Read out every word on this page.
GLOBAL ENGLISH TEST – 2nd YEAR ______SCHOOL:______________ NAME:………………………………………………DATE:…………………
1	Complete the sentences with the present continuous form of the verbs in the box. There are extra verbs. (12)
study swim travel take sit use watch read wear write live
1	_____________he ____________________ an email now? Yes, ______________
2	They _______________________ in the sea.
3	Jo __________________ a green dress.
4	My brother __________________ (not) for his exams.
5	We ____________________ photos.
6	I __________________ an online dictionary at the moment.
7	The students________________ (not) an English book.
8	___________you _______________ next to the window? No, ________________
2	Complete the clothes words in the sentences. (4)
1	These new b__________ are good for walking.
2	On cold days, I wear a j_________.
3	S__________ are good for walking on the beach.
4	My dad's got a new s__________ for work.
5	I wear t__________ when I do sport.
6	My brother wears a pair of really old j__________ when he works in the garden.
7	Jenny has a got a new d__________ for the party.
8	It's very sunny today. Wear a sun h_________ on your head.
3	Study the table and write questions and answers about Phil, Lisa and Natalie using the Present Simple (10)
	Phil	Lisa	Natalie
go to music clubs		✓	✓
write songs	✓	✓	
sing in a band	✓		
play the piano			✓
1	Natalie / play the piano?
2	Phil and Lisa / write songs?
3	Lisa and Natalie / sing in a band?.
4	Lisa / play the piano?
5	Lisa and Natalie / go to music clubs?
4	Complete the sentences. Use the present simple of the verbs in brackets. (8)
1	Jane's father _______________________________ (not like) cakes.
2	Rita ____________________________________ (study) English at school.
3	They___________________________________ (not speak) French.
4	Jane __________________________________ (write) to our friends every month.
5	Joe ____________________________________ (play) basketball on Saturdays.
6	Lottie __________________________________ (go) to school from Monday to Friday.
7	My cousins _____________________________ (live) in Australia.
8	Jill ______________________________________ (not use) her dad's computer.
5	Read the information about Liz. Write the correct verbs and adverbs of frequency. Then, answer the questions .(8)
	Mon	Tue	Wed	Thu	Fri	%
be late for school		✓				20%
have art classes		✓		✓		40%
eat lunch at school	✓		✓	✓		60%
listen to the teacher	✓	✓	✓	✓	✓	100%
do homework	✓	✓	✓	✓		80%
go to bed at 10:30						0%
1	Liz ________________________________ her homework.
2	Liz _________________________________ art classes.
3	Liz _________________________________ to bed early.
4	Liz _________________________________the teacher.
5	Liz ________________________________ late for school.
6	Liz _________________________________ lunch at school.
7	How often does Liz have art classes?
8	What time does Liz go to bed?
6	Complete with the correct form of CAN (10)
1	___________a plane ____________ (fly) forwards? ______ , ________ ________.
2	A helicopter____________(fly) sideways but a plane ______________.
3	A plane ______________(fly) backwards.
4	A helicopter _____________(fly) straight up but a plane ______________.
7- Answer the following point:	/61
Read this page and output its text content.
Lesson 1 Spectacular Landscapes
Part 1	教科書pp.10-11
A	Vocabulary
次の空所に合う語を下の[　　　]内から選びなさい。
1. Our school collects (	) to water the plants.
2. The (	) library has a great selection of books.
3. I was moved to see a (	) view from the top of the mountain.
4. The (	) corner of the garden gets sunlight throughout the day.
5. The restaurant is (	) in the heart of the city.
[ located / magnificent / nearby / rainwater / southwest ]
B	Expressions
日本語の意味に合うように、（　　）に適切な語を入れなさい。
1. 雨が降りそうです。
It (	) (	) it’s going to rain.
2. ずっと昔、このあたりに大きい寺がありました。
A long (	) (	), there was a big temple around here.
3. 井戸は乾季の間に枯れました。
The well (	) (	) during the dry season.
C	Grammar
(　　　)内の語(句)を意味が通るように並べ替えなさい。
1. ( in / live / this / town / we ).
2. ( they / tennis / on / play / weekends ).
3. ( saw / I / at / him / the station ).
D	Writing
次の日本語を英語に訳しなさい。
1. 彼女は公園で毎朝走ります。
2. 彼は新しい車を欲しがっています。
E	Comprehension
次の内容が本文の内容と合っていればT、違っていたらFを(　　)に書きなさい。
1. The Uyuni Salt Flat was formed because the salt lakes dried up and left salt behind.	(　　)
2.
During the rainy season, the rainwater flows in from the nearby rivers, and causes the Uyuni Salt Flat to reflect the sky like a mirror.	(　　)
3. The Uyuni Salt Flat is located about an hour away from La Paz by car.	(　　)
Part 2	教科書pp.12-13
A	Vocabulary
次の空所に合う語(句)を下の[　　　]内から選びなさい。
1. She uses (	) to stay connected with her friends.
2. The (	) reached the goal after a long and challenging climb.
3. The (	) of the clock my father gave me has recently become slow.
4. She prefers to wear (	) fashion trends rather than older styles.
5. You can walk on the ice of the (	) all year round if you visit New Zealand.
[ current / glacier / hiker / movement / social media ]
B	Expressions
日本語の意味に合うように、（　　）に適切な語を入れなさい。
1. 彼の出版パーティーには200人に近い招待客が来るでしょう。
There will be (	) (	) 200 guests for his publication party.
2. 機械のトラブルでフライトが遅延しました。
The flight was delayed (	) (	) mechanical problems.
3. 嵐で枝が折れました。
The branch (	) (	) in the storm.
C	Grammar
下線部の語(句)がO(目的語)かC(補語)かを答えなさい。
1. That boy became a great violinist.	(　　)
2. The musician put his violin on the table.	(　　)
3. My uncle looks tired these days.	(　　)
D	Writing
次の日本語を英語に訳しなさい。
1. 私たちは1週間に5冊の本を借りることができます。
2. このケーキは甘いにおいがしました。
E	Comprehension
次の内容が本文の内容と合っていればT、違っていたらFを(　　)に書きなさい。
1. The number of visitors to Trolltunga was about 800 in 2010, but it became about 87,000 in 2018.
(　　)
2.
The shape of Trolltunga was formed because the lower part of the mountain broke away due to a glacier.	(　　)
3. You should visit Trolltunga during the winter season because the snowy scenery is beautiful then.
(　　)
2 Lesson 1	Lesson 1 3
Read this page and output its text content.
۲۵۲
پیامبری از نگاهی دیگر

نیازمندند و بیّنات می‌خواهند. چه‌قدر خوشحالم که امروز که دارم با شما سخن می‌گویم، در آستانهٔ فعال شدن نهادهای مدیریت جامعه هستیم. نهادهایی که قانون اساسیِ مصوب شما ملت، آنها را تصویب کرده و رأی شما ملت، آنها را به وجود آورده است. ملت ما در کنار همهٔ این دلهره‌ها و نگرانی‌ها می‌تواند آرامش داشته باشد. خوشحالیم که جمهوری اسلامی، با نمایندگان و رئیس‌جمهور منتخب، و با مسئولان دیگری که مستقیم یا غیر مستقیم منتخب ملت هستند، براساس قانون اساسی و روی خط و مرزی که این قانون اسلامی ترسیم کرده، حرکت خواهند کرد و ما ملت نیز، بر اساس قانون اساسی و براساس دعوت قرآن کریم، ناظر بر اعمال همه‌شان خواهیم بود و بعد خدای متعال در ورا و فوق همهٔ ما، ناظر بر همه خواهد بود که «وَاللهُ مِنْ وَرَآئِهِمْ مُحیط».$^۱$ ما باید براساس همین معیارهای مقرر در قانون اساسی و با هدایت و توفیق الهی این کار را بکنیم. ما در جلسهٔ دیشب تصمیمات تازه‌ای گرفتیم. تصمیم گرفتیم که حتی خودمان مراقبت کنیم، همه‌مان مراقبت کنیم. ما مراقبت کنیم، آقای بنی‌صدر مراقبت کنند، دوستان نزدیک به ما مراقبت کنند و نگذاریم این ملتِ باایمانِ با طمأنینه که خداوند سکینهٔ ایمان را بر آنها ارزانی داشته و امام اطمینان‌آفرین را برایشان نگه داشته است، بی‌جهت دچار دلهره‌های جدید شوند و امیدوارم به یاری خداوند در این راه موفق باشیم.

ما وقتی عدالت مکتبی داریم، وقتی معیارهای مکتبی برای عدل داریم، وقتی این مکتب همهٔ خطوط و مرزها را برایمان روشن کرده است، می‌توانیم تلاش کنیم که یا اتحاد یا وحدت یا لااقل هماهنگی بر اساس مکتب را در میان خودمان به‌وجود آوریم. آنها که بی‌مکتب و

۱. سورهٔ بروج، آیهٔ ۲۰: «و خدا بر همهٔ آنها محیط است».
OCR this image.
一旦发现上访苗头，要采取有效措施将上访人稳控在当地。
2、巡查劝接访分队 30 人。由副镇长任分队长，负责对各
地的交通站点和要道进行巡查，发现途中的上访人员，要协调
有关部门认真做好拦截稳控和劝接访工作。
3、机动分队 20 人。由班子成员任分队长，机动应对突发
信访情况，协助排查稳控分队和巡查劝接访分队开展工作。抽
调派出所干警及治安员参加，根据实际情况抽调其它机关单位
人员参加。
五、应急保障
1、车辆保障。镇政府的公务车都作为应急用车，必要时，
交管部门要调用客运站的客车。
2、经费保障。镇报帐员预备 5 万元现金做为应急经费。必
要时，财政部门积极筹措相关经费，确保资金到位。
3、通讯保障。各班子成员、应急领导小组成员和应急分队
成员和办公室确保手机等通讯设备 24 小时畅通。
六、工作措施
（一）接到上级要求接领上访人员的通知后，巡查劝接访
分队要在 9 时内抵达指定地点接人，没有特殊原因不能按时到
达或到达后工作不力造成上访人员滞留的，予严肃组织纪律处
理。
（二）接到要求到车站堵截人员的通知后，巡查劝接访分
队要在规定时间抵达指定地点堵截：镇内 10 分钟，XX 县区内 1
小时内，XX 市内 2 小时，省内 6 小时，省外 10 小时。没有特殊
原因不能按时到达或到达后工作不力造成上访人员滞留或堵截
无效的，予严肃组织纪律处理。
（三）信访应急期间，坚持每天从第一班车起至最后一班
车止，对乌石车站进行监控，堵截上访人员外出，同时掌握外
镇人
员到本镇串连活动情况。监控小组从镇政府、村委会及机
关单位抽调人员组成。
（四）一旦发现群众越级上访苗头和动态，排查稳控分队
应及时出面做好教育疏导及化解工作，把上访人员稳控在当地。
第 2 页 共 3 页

= = = = = = =

Repeat, with no changes, each line from the one with "OCR this image." to the end of the listing, including both ends and nothing else.

EXERCISE SOLUTION:
OCR this image.
一旦发现上访苗头，要采取有效措施将上访人稳控在当地。
2、巡查劝接访分队 30 人。由副镇长任分队长，负责对各
地的交通站点和要道进行巡查，发现途中的上访人员，要协调
有关部门认真做好拦截稳控和劝接访工作。
3、机动分队 20 人。由班子成员任分队长，机动应对突发
信访情况，协助排查稳控分队和巡查劝接访分队开展工作。抽
调派出所干警及治安员参加，根据实际情况抽调其它机关单位
人员参加。
五、应急保障
1、车辆保障。镇政府的公务车都作为应急用车，必要时，
交管部门要调用客运站的客车。
2、经费保障。镇报帐员预备 5 万元现金做为应急经费。必
要时，财政部门积极筹措相关经费，确保资金到位。
3、通讯保障。各班子成员、应急领导小组成员和应急分队
成员和办公室确保手机等通讯设备 24 小时畅通。
六、工作措施
（一）接到上级要求接领上访人员的通知后，巡查劝接访
分队要在 9 时内抵达指定地点接人，没有特殊原因不能按时到
达或到达后工作不力造成上访人员滞留的，予严肃组织纪律处
理。
（二）接到要求到车站堵截人员的通知后，巡查劝接访分
队要在规定时间抵达指定地点堵截：镇内 10 分钟，XX 县区内 1
小时内，XX 市内 2 小时，省内 6 小时，省外 10 小时。没有特殊
原因不能按时到达或到达后工作不力造成上访人员滞留或堵截
无效的，予严肃组织纪律处理。
（三）信访应急期间，坚持每天从第一班车起至最后一班
车止，对乌石车站进行监控，堵截上访人员外出，同时掌握外
镇人
员到本镇串连活动情况。监控小组从镇政府、村委会及机
关单位抽调人员组成。
（四）一旦发现群众越级上访苗头和动态，排查稳控分队
应及时出面做好教育疏导及化解工作，把上访人员稳控在当地。
第 2 页 共 3 页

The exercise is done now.